#### [WORK REQUIRED]
Report the number of lines that include "marker", with no additional text.

#### [INFORMATION GIVEN]
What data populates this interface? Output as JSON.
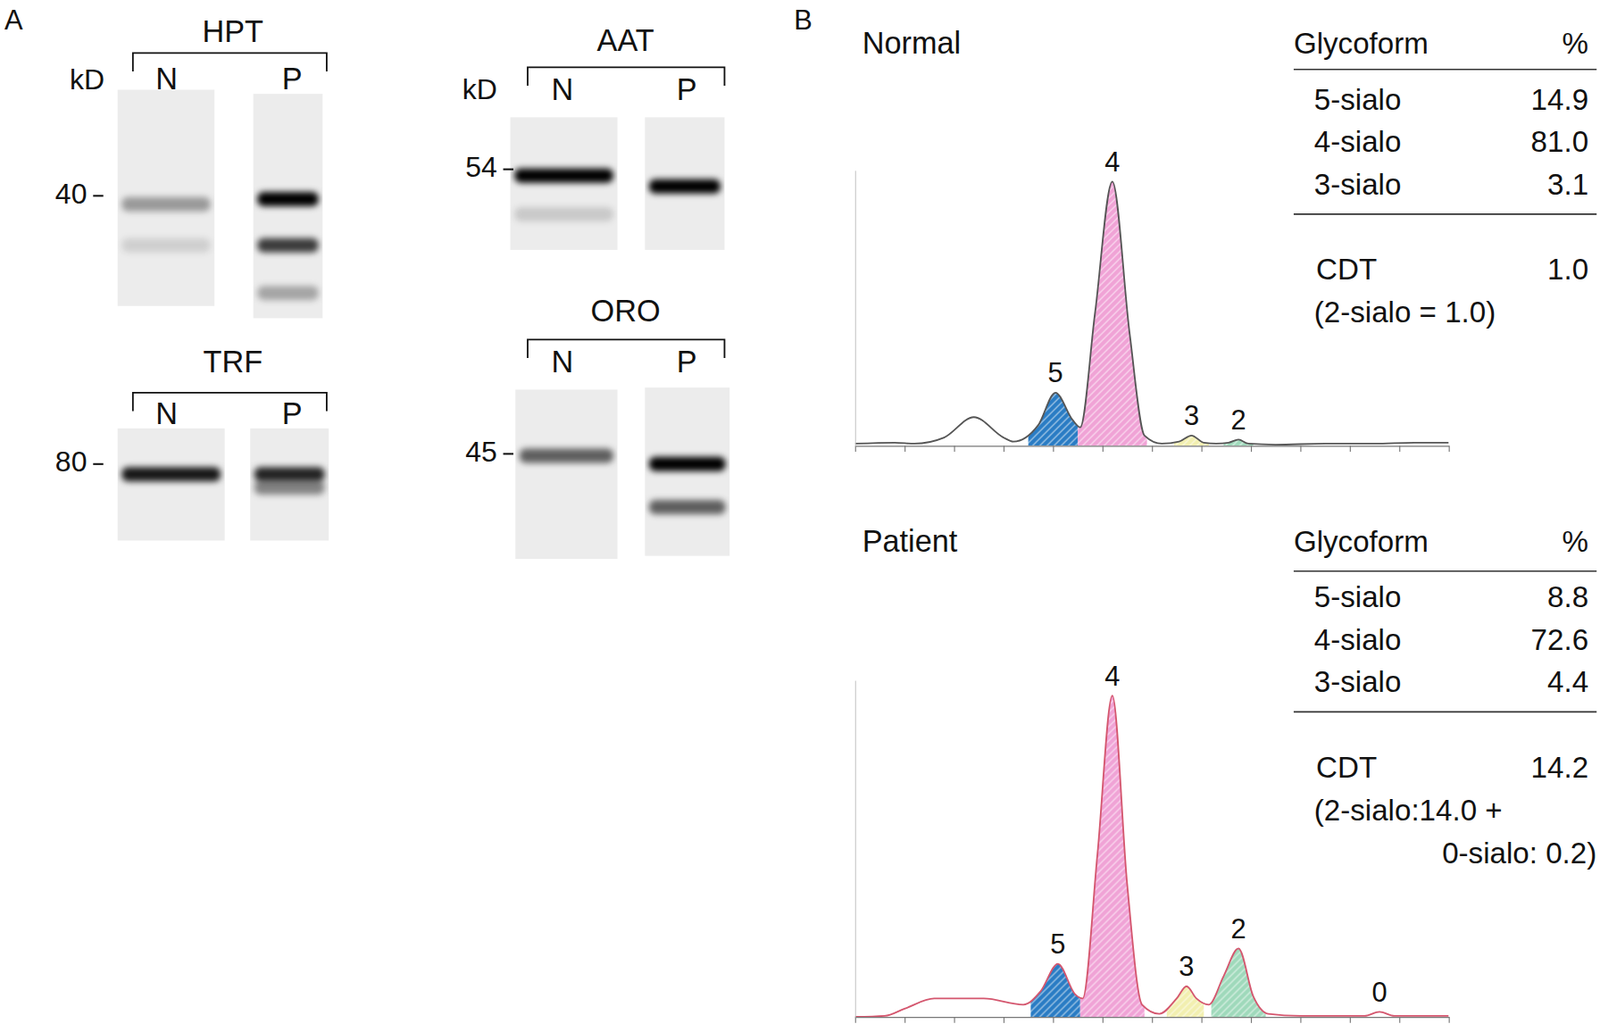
{
  "panel_labels": [
    "A",
    "B"
  ],
  "blots": [
    {
      "title": "HPT",
      "unit": "kD",
      "marker": 40,
      "lanes": [
        "N",
        "P"
      ],
      "bands": [
        {
          "lane": "N",
          "kd": 38.5,
          "intensity": 0.35
        },
        {
          "lane": "N",
          "kd": 32,
          "intensity": 0.12
        },
        {
          "lane": "P",
          "kd": 39.4,
          "intensity": 1.0
        },
        {
          "lane": "P",
          "kd": 32,
          "intensity": 0.75
        },
        {
          "lane": "P",
          "kd": 25.8,
          "intensity": 0.3
        }
      ]
    },
    {
      "title": "TRF",
      "marker": 80,
      "lanes": [
        "N",
        "P"
      ],
      "bands": [
        {
          "lane": "N",
          "kd": 76.4,
          "intensity": 0.9
        },
        {
          "lane": "P",
          "kd": 76.4,
          "intensity": 0.85
        },
        {
          "lane": "P",
          "kd": 72.0,
          "intensity": 0.45
        }
      ]
    },
    {
      "title": "AAT",
      "unit": "kD",
      "marker": 54,
      "lanes": [
        "N",
        "P"
      ],
      "bands": [
        {
          "lane": "N",
          "kd": 52.5,
          "intensity": 1.0
        },
        {
          "lane": "N",
          "kd": 44.1,
          "intensity": 0.15
        },
        {
          "lane": "P",
          "kd": 50.0,
          "intensity": 1.0
        }
      ]
    },
    {
      "title": "ORO",
      "marker": 45,
      "lanes": [
        "N",
        "P"
      ],
      "bands": [
        {
          "lane": "N",
          "kd": 44.6,
          "intensity": 0.6
        },
        {
          "lane": "P",
          "kd": 43.0,
          "intensity": 1.0
        },
        {
          "lane": "P",
          "kd": 35.4,
          "intensity": 0.6
        }
      ]
    }
  ],
  "chart_data": [
    {
      "type": "line",
      "title": "Normal",
      "color": "#555555",
      "x": [
        0,
        0.8,
        1.2,
        1.8,
        2.4,
        3.0,
        3.2,
        3.7,
        4.05,
        4.4,
        4.55,
        4.85,
        5.2,
        5.55,
        5.85,
        6.2,
        6.55,
        6.8,
        7.05,
        7.3,
        7.55,
        7.75,
        7.95,
        8.5,
        9.5,
        10.5,
        11.3,
        12
      ],
      "values": [
        2,
        3,
        2,
        8,
        28,
        8,
        4,
        20,
        52,
        25,
        18,
        130,
        259,
        110,
        10,
        2,
        4,
        10,
        3,
        2,
        3,
        6,
        2,
        1,
        2,
        2,
        3,
        3
      ],
      "xlim": [
        0,
        12
      ],
      "xticks": [
        0,
        1,
        2,
        3,
        4,
        5,
        6,
        7,
        8,
        9,
        10,
        11,
        12
      ],
      "ylim": [
        0,
        270
      ],
      "yticks": [],
      "tick_labels": false,
      "peaks": [
        {
          "label": "5",
          "x": 4.05,
          "x_range": [
            3.5,
            4.5
          ],
          "color": "#2a7cc4"
        },
        {
          "label": "4",
          "x": 5.2,
          "x_range": [
            4.5,
            5.9
          ],
          "color": "#f0a3d6"
        },
        {
          "label": "3",
          "x": 6.8,
          "x_range": [
            6.45,
            7.15
          ],
          "color": "#f2efb0"
        },
        {
          "label": "2",
          "x": 7.75,
          "x_range": [
            7.45,
            8.05
          ],
          "color": "#9fd9bb"
        }
      ],
      "table": {
        "header": [
          "Glycoform",
          "%"
        ],
        "rows": [
          [
            "5-sialo",
            "14.9"
          ],
          [
            "4-sialo",
            "81.0"
          ],
          [
            "3-sialo",
            "3.1"
          ]
        ],
        "summary": [
          "CDT",
          "1.0"
        ],
        "note": [
          "(2-sialo = 1.0)"
        ]
      }
    },
    {
      "type": "line",
      "title": "Patient",
      "color": "#d4566e",
      "x": [
        0,
        0.6,
        1.0,
        1.6,
        2.6,
        3.4,
        3.75,
        4.1,
        4.45,
        4.6,
        4.9,
        5.2,
        5.5,
        5.8,
        6.15,
        6.5,
        6.7,
        6.9,
        7.15,
        7.45,
        7.75,
        8.05,
        8.35,
        9.0,
        10.3,
        10.6,
        10.9,
        12
      ],
      "values": [
        0,
        1,
        8,
        18,
        18,
        12,
        25,
        52,
        22,
        18,
        160,
        315,
        130,
        12,
        3,
        18,
        30,
        18,
        12,
        40,
        67,
        20,
        3,
        1,
        1,
        5,
        1,
        1
      ],
      "xlim": [
        0,
        12
      ],
      "xticks": [
        0,
        1,
        2,
        3,
        4,
        5,
        6,
        7,
        8,
        9,
        10,
        11,
        12
      ],
      "ylim": [
        0,
        330
      ],
      "yticks": [],
      "tick_labels": false,
      "peaks": [
        {
          "label": "5",
          "x": 4.1,
          "x_range": [
            3.55,
            4.55
          ],
          "color": "#2a7cc4"
        },
        {
          "label": "4",
          "x": 5.2,
          "x_range": [
            4.55,
            5.85
          ],
          "color": "#f0a3d6"
        },
        {
          "label": "3",
          "x": 6.7,
          "x_range": [
            6.3,
            7.05
          ],
          "color": "#f2efb0"
        },
        {
          "label": "2",
          "x": 7.75,
          "x_range": [
            7.2,
            8.3
          ],
          "color": "#9fd9bb"
        },
        {
          "label": "0",
          "x": 10.6
        }
      ],
      "table": {
        "header": [
          "Glycoform",
          "%"
        ],
        "rows": [
          [
            "5-sialo",
            "8.8"
          ],
          [
            "4-sialo",
            "72.6"
          ],
          [
            "3-sialo",
            "4.4"
          ]
        ],
        "summary": [
          "CDT",
          "14.2"
        ],
        "note": [
          "(2-sialo:14.0 +",
          "0-sialo: 0.2)"
        ]
      }
    }
  ]
}
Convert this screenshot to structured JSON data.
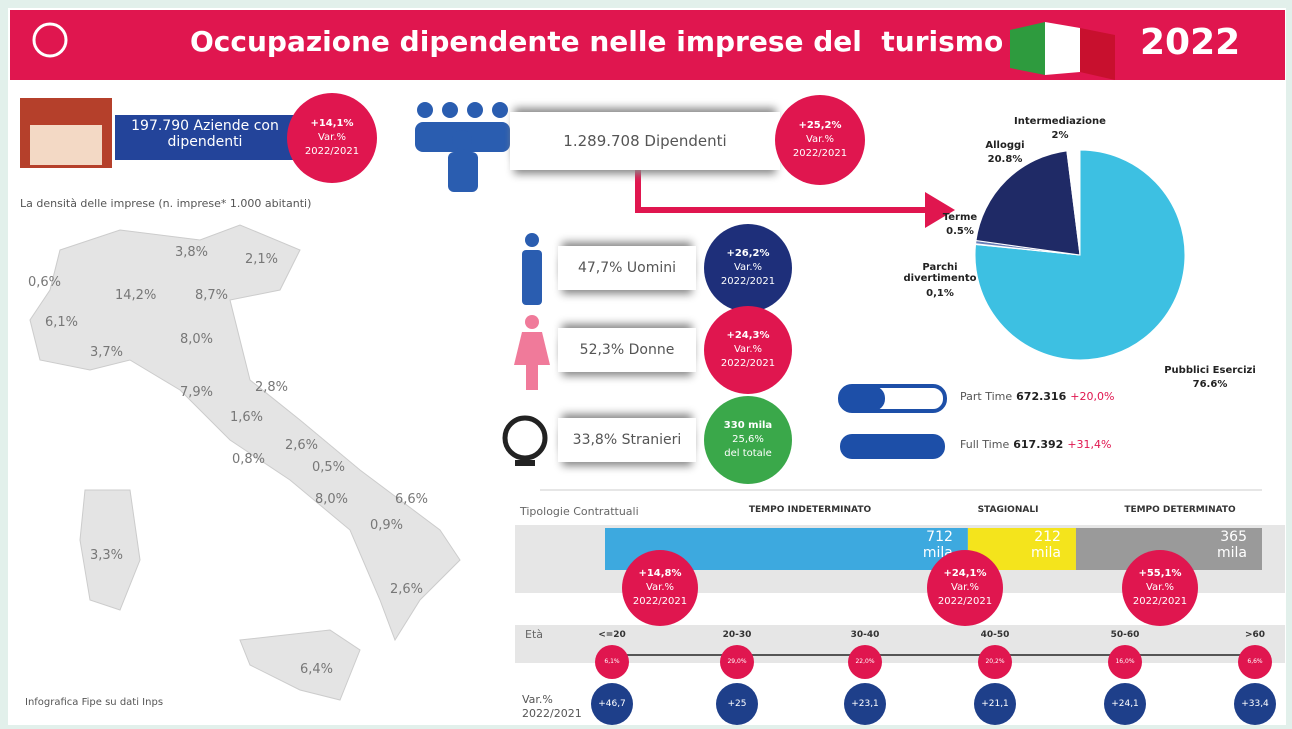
{
  "header": {
    "title": "Occupazione dipendente nelle imprese del  turismo",
    "year": "2022"
  },
  "aziende": {
    "text": "197.790 Aziende con dipendenti",
    "badge": [
      "+14,1%",
      "Var.%",
      "2022/2021"
    ]
  },
  "density_label": "La densità delle imprese (n. imprese* 1.000 abitanti)",
  "map_labels": [
    "3,8%",
    "2,1%",
    "0,6%",
    "14,2%",
    "8,7%",
    "6,1%",
    "8,0%",
    "3,7%",
    "7,9%",
    "2,8%",
    "1,6%",
    "2,6%",
    "0,8%",
    "0,5%",
    "8,0%",
    "6,6%",
    "0,9%",
    "3,3%",
    "2,6%",
    "6,4%"
  ],
  "credit": "Infografica Fipe su dati Inps",
  "dipendenti": {
    "text": "1.289.708 Dipendenti",
    "badge": [
      "+25,2%",
      "Var.%",
      "2022/2021"
    ]
  },
  "groups": [
    {
      "text": "47,7% Uomini",
      "badge": [
        "+26,2%",
        "Var.%",
        "2022/2021"
      ]
    },
    {
      "text": "52,3% Donne",
      "badge": [
        "+24,3%",
        "Var.%",
        "2022/2021"
      ]
    },
    {
      "text": "33,8% Stranieri",
      "badge": [
        "330 mila",
        "25,6%",
        "del totale"
      ]
    }
  ],
  "pie": {
    "type": "pie",
    "names": [
      "Pubblici Esercizi",
      "Parchi divertimento",
      "Terme",
      "Alloggi",
      "Intermediazione"
    ],
    "values": [
      76.6,
      0.1,
      0.5,
      20.8,
      2
    ],
    "value_labels": [
      "76.6%",
      "0,1%",
      "0.5%",
      "20.8%",
      "2%"
    ],
    "colors": [
      "#3dc0e2",
      "#2aa0c8",
      "#6a7fb8",
      "#1f2a66",
      "#ffffff"
    ]
  },
  "hours": [
    {
      "name": "Part Time",
      "value": "672.316",
      "change": "+20,0%"
    },
    {
      "name": "Full Time",
      "value": "617.392",
      "change": "+31,4%"
    }
  ],
  "contracts": {
    "label": "Tipologie Contrattuali",
    "items": [
      {
        "name": "TEMPO INDETERMINATO",
        "value": 712,
        "unit": "mila",
        "badge": [
          "+14,8%",
          "Var.%",
          "2022/2021"
        ]
      },
      {
        "name": "STAGIONALI",
        "value": 212,
        "unit": "mila",
        "badge": [
          "+24,1%",
          "Var.%",
          "2022/2021"
        ]
      },
      {
        "name": "TEMPO DETERMINATO",
        "value": 365,
        "unit": "mila",
        "badge": [
          "+55,1%",
          "Var.%",
          "2022/2021"
        ]
      }
    ]
  },
  "age": {
    "label": "Età",
    "var_label": "Var.%",
    "var_period": "2022/2021",
    "groups": [
      "<=20",
      "20-30",
      "30-40",
      "40-50",
      "50-60",
      ">60"
    ],
    "shares": [
      "6,1%",
      "29,0%",
      "22,0%",
      "20,2%",
      "16,0%",
      "6,6%"
    ],
    "changes": [
      "+46,7",
      "+25",
      "+23,1",
      "+21,1",
      "+24,1",
      "+33,4"
    ]
  }
}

#### [COMPLETED EXERCISE]
4